■ WRITTEN REQUEST: Select the lines that hold the word "damping" and copy each one.

╭─ EXCERPTED RECORDS

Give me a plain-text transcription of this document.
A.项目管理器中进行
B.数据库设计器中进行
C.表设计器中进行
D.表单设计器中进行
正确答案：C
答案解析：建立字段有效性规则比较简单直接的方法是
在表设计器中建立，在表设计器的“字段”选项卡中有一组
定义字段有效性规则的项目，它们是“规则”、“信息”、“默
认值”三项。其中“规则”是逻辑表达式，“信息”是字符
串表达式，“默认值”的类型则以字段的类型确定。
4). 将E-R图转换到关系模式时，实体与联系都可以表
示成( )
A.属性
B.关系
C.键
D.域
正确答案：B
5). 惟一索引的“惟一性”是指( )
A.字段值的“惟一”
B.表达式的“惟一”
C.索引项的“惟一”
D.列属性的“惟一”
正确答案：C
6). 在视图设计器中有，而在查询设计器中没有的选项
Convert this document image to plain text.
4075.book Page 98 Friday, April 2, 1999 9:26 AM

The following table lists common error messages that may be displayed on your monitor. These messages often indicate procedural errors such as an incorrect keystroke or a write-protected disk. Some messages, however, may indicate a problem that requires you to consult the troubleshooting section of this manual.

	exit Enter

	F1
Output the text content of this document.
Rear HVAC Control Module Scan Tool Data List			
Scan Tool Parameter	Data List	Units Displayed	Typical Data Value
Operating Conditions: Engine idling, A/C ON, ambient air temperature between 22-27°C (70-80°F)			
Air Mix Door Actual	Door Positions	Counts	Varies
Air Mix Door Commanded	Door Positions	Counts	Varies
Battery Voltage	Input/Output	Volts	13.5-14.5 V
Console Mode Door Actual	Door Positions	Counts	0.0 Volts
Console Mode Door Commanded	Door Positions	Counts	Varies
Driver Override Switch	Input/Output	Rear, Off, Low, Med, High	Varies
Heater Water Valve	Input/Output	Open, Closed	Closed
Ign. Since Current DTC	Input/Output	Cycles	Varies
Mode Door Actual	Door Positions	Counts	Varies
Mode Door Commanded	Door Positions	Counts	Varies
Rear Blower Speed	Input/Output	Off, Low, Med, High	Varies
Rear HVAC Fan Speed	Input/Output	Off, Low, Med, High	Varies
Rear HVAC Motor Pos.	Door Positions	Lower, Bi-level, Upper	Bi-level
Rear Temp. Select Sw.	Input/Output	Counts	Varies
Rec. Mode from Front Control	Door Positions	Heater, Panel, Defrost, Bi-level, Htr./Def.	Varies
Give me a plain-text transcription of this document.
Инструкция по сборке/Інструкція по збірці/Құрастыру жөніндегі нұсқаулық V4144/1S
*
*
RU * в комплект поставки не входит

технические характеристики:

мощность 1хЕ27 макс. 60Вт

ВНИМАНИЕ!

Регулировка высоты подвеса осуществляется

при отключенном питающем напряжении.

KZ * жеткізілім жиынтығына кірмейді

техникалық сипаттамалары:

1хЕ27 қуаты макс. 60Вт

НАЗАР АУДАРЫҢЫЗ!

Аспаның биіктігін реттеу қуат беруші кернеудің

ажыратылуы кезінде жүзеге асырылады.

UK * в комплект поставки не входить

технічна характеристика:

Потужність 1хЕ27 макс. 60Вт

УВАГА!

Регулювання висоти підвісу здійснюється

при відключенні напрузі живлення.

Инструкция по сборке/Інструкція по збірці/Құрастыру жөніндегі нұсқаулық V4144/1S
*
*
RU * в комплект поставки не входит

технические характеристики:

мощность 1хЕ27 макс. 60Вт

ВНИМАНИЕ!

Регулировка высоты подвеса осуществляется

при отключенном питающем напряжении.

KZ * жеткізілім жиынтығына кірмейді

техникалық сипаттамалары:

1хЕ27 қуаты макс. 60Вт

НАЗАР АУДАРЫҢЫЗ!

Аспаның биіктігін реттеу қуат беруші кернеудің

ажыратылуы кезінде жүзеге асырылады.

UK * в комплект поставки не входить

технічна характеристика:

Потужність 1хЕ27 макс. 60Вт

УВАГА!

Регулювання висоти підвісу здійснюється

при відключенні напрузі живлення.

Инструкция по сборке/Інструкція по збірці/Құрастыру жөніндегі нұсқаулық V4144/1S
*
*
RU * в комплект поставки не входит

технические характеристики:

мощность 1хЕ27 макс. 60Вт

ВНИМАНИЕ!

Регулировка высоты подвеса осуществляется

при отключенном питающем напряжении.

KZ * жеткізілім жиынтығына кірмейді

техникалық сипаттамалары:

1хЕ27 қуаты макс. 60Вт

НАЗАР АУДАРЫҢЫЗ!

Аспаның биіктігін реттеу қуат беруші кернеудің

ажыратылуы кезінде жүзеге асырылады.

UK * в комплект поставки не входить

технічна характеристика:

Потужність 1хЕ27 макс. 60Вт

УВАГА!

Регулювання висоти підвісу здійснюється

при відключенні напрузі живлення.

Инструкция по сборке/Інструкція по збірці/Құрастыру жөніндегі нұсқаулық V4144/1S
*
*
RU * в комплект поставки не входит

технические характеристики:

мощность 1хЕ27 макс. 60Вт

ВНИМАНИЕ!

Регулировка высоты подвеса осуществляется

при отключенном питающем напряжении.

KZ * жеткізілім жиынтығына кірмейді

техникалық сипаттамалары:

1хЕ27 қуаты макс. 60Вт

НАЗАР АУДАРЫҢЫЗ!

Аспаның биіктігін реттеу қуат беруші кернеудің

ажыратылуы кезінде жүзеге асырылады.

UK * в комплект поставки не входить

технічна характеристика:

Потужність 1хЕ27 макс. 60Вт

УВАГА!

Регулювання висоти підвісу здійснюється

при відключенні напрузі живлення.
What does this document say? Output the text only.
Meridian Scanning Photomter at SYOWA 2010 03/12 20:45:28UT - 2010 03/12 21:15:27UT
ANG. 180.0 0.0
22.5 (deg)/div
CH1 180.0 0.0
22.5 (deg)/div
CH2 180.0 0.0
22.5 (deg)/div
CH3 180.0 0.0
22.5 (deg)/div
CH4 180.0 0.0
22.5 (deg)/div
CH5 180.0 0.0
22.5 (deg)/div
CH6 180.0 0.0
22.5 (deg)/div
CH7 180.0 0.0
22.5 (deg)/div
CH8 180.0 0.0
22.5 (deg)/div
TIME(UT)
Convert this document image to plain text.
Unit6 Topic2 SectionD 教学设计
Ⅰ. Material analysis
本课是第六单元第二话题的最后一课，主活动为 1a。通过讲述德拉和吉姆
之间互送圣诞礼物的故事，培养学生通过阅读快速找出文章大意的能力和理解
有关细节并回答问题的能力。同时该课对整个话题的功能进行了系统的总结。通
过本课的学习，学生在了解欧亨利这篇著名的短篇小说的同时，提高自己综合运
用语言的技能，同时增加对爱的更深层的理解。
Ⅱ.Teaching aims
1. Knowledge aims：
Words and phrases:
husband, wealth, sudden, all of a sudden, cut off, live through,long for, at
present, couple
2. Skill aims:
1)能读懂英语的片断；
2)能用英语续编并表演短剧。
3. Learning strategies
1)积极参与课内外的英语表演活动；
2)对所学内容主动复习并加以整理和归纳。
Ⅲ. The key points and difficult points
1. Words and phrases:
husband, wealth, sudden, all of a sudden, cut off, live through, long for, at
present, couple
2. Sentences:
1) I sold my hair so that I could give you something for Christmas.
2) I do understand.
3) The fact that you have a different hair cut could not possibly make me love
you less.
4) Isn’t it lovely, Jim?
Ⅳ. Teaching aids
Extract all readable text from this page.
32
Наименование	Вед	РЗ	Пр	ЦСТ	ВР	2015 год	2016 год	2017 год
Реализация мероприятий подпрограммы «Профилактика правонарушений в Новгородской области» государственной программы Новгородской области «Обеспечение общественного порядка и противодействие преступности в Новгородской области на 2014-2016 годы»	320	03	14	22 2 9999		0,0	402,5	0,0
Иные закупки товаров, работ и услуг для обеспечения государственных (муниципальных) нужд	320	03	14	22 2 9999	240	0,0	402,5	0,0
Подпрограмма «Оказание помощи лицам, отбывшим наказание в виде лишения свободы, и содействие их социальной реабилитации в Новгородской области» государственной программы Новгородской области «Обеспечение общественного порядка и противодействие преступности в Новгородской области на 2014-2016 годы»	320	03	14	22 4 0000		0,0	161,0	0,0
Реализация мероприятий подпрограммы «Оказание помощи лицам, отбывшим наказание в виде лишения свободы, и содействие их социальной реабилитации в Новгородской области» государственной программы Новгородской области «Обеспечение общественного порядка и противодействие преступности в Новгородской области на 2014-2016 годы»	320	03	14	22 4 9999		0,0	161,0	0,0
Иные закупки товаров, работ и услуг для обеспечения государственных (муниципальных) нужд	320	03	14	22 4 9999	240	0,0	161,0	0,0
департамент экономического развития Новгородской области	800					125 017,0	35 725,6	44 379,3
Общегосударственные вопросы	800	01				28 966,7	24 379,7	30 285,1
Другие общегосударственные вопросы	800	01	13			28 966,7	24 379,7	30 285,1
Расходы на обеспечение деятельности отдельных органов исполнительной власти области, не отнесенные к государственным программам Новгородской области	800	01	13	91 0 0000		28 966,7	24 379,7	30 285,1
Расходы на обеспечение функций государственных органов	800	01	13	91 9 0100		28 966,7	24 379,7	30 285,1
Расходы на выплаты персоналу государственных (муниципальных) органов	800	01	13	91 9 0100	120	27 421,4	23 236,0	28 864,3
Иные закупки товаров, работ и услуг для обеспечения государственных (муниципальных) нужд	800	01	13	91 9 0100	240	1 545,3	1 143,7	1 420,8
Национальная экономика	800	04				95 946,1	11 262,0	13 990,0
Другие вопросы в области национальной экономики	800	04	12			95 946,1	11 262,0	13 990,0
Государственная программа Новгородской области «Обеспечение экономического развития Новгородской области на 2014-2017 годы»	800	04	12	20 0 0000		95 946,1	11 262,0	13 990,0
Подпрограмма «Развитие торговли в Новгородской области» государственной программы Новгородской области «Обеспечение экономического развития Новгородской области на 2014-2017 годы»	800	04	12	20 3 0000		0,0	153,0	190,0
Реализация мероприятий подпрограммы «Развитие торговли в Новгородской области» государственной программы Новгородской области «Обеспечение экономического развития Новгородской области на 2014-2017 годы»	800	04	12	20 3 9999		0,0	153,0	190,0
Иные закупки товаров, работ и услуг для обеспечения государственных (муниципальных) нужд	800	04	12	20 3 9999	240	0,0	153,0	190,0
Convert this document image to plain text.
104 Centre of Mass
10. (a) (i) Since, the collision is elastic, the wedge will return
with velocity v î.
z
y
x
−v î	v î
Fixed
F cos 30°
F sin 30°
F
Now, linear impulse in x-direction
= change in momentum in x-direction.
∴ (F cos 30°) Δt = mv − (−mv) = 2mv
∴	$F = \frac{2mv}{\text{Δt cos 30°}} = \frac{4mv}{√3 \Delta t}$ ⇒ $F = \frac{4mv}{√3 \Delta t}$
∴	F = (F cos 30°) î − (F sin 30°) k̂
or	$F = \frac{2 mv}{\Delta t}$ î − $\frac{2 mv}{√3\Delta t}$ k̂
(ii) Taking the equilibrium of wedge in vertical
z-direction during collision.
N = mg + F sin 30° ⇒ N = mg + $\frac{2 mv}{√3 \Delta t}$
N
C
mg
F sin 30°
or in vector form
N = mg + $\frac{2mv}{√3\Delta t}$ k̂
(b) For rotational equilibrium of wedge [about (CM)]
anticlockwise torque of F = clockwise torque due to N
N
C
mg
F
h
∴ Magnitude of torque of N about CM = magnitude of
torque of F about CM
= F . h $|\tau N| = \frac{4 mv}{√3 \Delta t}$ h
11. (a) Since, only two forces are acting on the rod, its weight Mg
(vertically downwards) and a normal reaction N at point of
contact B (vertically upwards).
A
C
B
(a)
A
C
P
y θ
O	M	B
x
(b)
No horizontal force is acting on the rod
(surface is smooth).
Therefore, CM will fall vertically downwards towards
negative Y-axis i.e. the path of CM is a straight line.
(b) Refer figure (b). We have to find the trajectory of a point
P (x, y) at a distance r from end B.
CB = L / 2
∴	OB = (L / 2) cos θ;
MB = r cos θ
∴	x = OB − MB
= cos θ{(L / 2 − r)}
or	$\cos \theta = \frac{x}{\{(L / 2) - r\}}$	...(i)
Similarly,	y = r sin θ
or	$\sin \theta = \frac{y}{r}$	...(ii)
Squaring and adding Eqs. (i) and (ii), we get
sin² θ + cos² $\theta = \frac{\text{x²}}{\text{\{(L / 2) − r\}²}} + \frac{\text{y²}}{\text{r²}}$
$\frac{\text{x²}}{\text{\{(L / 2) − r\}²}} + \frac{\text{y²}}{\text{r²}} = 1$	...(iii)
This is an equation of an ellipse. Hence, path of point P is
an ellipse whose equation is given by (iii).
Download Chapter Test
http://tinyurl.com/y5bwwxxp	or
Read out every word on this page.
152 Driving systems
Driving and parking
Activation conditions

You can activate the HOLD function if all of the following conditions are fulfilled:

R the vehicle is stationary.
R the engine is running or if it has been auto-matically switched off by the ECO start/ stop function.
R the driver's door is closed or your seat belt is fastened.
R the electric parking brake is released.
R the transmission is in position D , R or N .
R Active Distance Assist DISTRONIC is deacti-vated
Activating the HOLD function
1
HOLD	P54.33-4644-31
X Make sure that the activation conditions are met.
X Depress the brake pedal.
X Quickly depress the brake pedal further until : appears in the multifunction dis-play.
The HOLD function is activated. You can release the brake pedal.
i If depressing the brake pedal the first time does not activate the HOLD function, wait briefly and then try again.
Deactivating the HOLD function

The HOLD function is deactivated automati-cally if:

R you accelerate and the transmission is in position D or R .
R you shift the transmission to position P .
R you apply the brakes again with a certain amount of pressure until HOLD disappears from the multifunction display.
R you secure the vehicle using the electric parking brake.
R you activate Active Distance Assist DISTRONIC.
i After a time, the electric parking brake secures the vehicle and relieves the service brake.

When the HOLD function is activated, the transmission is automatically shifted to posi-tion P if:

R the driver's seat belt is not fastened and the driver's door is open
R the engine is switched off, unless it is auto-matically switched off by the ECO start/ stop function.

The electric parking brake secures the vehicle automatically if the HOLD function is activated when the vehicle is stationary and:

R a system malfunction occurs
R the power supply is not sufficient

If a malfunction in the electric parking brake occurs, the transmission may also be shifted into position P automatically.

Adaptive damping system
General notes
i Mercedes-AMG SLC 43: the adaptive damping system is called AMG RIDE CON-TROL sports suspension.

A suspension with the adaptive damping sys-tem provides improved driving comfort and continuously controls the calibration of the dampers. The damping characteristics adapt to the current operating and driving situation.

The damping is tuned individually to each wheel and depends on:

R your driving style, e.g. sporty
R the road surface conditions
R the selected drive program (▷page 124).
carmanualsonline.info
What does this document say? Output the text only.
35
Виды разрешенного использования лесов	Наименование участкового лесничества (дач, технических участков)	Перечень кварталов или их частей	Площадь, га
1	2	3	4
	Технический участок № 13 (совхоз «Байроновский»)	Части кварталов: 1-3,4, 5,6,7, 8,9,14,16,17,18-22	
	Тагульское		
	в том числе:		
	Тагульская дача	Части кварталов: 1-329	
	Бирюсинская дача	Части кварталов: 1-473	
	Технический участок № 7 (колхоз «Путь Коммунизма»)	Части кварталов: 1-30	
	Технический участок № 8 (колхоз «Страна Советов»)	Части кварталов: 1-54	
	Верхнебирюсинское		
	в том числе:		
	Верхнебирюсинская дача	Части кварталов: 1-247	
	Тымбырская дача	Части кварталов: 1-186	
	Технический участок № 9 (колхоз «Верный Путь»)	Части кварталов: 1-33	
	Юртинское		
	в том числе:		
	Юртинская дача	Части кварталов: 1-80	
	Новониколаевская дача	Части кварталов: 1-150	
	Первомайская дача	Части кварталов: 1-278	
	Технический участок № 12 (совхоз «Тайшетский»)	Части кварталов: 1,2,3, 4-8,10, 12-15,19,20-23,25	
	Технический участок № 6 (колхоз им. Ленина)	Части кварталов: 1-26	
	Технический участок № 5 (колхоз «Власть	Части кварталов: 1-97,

╰─

■ TASK RESPONSE:
Adaptive damping system
i Mercedes-AMG SLC 43: the adaptive damping system is called AMG RIDE CON-TROL sports suspension.
A suspension with the adaptive damping sys-tem provides improved driving comfort and continuously controls the calibration of the dampers. The damping characteristics adapt to the current operating and driving situation.
The damping is tuned individually to each wheel and depends on:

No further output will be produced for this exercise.